==== DATASET CONTENT

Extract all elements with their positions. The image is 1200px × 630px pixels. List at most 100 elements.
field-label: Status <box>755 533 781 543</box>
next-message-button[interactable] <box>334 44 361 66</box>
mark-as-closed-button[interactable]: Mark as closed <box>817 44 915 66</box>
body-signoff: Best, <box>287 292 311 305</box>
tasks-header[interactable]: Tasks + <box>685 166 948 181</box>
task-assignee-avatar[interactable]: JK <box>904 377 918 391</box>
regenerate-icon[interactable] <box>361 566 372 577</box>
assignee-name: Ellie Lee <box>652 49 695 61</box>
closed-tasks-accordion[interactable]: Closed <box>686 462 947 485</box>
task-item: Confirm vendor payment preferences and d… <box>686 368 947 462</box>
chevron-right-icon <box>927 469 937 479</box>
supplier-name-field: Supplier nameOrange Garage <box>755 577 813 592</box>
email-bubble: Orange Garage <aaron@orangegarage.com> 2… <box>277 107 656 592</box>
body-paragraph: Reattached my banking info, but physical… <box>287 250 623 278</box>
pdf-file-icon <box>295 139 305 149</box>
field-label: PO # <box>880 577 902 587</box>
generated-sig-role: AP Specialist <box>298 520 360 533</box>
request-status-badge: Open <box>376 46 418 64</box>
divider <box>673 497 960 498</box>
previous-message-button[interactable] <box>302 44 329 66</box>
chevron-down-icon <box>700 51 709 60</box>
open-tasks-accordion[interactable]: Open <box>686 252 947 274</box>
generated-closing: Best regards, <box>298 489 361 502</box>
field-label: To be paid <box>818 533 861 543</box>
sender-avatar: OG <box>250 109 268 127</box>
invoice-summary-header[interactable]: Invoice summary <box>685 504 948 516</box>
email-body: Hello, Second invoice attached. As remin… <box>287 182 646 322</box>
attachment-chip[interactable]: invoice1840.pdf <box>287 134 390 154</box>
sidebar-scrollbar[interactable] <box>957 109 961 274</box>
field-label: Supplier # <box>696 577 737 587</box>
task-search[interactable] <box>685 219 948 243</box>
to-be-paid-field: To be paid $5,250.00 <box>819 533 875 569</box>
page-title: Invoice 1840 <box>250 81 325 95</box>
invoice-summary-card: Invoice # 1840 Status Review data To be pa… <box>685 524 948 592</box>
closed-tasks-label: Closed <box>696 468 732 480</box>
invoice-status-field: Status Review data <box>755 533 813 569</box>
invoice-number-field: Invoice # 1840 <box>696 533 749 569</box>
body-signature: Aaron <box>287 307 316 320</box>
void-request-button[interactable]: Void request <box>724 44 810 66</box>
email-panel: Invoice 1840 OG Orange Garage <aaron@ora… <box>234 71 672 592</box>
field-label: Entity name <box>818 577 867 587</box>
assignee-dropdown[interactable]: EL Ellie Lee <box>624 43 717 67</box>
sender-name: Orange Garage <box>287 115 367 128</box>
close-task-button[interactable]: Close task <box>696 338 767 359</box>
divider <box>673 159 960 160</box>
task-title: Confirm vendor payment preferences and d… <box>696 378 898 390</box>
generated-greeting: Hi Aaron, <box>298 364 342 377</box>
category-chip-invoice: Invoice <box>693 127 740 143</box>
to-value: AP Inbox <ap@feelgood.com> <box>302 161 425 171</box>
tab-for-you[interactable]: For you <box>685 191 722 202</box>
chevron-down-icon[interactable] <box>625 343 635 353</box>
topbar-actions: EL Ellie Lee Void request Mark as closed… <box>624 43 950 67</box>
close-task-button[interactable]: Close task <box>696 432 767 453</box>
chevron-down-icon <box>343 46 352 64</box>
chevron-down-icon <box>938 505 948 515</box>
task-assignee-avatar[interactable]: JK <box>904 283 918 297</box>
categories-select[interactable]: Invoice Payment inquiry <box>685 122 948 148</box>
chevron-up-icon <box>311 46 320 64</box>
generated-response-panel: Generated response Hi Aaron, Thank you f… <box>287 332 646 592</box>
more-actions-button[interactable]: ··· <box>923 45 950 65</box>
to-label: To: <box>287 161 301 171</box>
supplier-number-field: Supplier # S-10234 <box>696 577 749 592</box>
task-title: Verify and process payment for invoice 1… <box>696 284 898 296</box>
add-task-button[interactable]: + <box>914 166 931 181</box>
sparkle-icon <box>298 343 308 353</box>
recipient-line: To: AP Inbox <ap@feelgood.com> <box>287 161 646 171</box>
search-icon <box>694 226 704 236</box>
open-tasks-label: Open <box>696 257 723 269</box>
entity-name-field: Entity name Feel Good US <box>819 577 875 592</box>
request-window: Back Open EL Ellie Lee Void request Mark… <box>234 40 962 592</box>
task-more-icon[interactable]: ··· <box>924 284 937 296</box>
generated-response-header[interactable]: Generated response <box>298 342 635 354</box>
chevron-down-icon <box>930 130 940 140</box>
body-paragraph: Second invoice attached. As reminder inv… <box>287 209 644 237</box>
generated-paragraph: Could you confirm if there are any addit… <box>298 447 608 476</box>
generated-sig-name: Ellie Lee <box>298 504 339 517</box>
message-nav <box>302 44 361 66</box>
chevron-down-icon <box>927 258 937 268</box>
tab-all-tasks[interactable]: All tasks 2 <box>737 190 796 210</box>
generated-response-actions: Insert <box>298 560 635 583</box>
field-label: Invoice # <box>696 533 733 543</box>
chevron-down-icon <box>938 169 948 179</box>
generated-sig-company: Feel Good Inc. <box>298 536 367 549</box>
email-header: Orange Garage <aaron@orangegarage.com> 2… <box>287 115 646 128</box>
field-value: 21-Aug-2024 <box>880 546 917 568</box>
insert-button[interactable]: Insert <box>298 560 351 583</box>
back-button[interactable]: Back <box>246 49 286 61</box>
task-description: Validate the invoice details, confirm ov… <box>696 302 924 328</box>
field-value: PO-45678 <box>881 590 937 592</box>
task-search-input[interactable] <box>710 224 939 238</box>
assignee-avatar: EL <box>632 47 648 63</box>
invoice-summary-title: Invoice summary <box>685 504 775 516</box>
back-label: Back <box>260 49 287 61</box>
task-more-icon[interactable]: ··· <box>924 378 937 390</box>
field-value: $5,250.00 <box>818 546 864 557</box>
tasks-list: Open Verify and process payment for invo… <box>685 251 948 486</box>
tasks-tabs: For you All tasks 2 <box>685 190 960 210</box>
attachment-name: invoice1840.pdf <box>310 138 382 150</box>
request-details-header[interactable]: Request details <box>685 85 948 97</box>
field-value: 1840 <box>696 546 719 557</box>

========

_WHAT TO WORK ON_. Render all of the data above as a Markdown table with the columns "Row" and "Text", giving each line its own numbered row and omitting blank lines.

_REPLY_.
| Row | Text |
|---|---|
| 1 | Extract all elements with their positions. The image is 1200px × 630px pixels. List at most 100 elements. |
| 2 | field-label: Status <box>755 533 781 543</box> |
| 3 | next-message-button[interactable] <box>334 44 361 66</box> |
| 4 | mark-as-closed-button[interactable]: Mark as closed <box>817 44 915 66</box> |
| 5 | body-signoff: Best, <box>287 292 311 305</box> |
| 6 | tasks-header[interactable]: Tasks + <box>685 166 948 181</box> |
| 7 | task-assignee-avatar[interactable]: JK <box>904 377 918 391</box> |
| 8 | regenerate-icon[interactable] <box>361 566 372 577</box> |
| 9 | assignee-name: Ellie Lee <box>652 49 695 61</box> |
| 10 | closed-tasks-accordion[interactable]: Closed <box>686 462 947 485</box> |
| 11 | task-item: Confirm vendor payment preferences and d… <box>686 368 947 462</box> |
| 12 | chevron-right-icon <box>927 469 937 479</box> |
| 13 | supplier-name-field: Supplier nameOrange Garage <box>755 577 813 592</box> |
| 14 | email-bubble: Orange Garage <aaron@orangegarage.com> 2… <box>277 107 656 592</box> |
| 15 | body-paragraph: Reattached my banking info, but physical… <box>287 250 623 278</box> |
| 16 | pdf-file-icon <box>295 139 305 149</box> |
| 17 | field-label: PO # <box>880 577 902 587</box> |
| 18 | generated-sig-role: AP Specialist <box>298 520 360 533</box> |
| 19 | request-status-badge: Open <box>376 46 418 64</box> |
| 20 | divider <box>673 497 960 498</box> |
| 21 | previous-message-button[interactable] <box>302 44 329 66</box> |
| 22 | chevron-down-icon <box>700 51 709 60</box> |
| 23 | open-tasks-accordion[interactable]: Open <box>686 252 947 274</box> |
| 24 | generated-closing: Best regards, <box>298 489 361 502</box> |
| 25 | field-label: To be paid <box>818 533 861 543</box> |
| 26 | sender-avatar: OG <box>250 109 268 127</box> |
| 27 | invoice-summary-header[interactable]: Invoice summary <box>685 504 948 516</box> |
| 28 | email-body: Hello, Second invoice attached. As remin… <box>287 182 646 322</box> |
| 29 | attachment-chip[interactable]: invoice1840.pdf <box>287 134 390 154</box> |
| 30 | sidebar-scrollbar[interactable] <box>957 109 961 274</box> |
| 31 | field-label: Supplier # <box>696 577 737 587</box> |
| 32 | task-search[interactable] <box>685 219 948 243</box> |
| 33 | to-be-paid-field: To be paid $5,250.00 <box>819 533 875 569</box> |
| 34 | page-title: Invoice 1840 <box>250 81 325 95</box> |
| 35 | invoice-summary-card: Invoice # 1840 Status Review data To be pa… <box>685 524 948 592</box> |
| 36 | closed-tasks-label: Closed <box>696 468 732 480</box> |
| 37 | invoice-status-field: Status Review data <box>755 533 813 569</box> |
| 38 | invoice-number-field: Invoice # 1840 <box>696 533 749 569</box> |
| 39 | body-signature: Aaron <box>287 307 316 320</box> |
| 40 | void-request-button[interactable]: Void request <box>724 44 810 66</box> |
| 41 | email-panel: Invoice 1840 OG Orange Garage <aaron@ora… <box>234 71 672 592</box> |
| 42 | field-label: Entity name <box>818 577 867 587</box> |
| 43 | assignee-dropdown[interactable]: EL Ellie Lee <box>624 43 717 67</box> |
| 44 | sender-name: Orange Garage <box>287 115 367 128</box> |
| 45 | close-task-button[interactable]: Close task <box>696 338 767 359</box> |
| 46 | divider <box>673 159 960 160</box> |
| 47 | task-title: Confirm vendor payment preferences and d… <box>696 378 898 390</box> |
| 48 | generated-greeting: Hi Aaron, <box>298 364 342 377</box> |
| 49 | category-chip-invoice: Invoice <box>693 127 740 143</box> |
| 50 | to-value: AP Inbox <ap@feelgood.com> <box>302 161 425 171</box> |
| 51 | tab-for-you[interactable]: For you <box>685 191 722 202</box> |
| 52 | chevron-down-icon[interactable] <box>625 343 635 353</box> |
| 53 | topbar-actions: EL Ellie Lee Void request Mark as closed… <box>624 43 950 67</box> |
| 54 | close-task-button[interactable]: Close task <box>696 432 767 453</box> |
| 55 | chevron-down-icon <box>343 46 352 64</box> |
| 56 | chevron-down-icon <box>938 505 948 515</box> |
| 57 | task-assignee-avatar[interactable]: JK <box>904 283 918 297</box> |
| 58 | categories-select[interactable]: Invoice Payment inquiry <box>685 122 948 148</box> |
| 59 | chevron-up-icon <box>311 46 320 64</box> |
| 60 | generated-response-panel: Generated response Hi Aaron, Thank you f… <box>287 332 646 592</box> |
| 61 | more-actions-button[interactable]: ··· <box>923 45 950 65</box> |
| 62 | to-label: To: <box>287 161 301 171</box> |
| 63 | supplier-number-field: Supplier # S-10234 <box>696 577 749 592</box> |
| 64 | task-title: Verify and process payment for invoice 1… <box>696 284 898 296</box> |
| 65 | add-task-button[interactable]: + <box>914 166 931 181</box> |
| 66 | sparkle-icon <box>298 343 308 353</box> |
| 67 | recipient-line: To: AP Inbox <ap@feelgood.com> <box>287 161 646 171</box> |
| 68 | search-icon <box>694 226 704 236</box> |
| 69 | open-tasks-label: Open <box>696 257 723 269</box> |
| 70 | entity-name-field: Entity name Feel Good US <box>819 577 875 592</box> |
| 71 | request-window: Back Open EL Ellie Lee Void request Mark… <box>234 40 962 592</box> |
| 72 | task-more-icon[interactable]: ··· <box>924 284 937 296</box> |
| 73 | generated-response-header[interactable]: Generated response <box>298 342 635 354</box> |
| 74 | chevron-down-icon <box>930 130 940 140</box> |
| 75 | body-paragraph: Second invoice attached. As reminder inv… <box>287 209 644 237</box> |
| 76 | generated-paragraph: Could you confirm if there are any addit… <box>298 447 608 476</box> |
| 77 | generated-sig-name: Ellie Lee <box>298 504 339 517</box> |
| 78 | message-nav <box>302 44 361 66</box> |
| 79 | chevron-down-icon <box>927 258 937 268</box> |
| 80 | tab-all-tasks[interactable]: All tasks 2 <box>737 190 796 210</box> |
| 81 | generated-response-actions: Insert <box>298 560 635 583</box> |
| 82 | field-label: Invoice # <box>696 533 733 543</box> |
| 83 | chevron-down-icon <box>938 169 948 179</box> |
| 84 | generated-sig-company: Feel Good Inc. <box>298 536 367 549</box> |
| 85 | email-header: Orange Garage <aaron@orangegarage.com> 2… <box>287 115 646 128</box> |
| 86 | field-value: 21-Aug-2024 <box>880 546 917 568</box> |
| 87 | insert-button[interactable]: Insert <box>298 560 351 583</box> |
| 88 | back-button[interactable]: Back <box>246 49 286 61</box> |
| 89 | task-description: Validate the invoice details, confirm ov… <box>696 302 924 328</box> |
| 90 | field-value: PO-45678 <box>881 590 937 592</box> |
| 91 | task-search-input[interactable] <box>710 224 939 238</box> |
| 92 | assignee-avatar: EL <box>632 47 648 63</box> |
| 93 | invoice-summary-title: Invoice summary <box>685 504 775 516</box> |
| 94 | back-label: Back <box>260 49 287 61</box> |
| 95 | task-more-icon[interactable]: ··· <box>924 378 937 390</box> |
| 96 | field-value: $5,250.00 <box>818 546 864 557</box> |
| 97 | tasks-list: Open Verify and process payment for invo… <box>685 251 948 486</box> |
| 98 | tasks-tabs: For you All tasks 2 <box>685 190 960 210</box> |
| 99 | attachment-name: invoice1840.pdf <box>310 138 382 150</box> |
| 100 | request-details-header[interactable]: Request details <box>685 85 948 97</box> |
| 101 | field-value: 1840 <box>696 546 719 557</box> |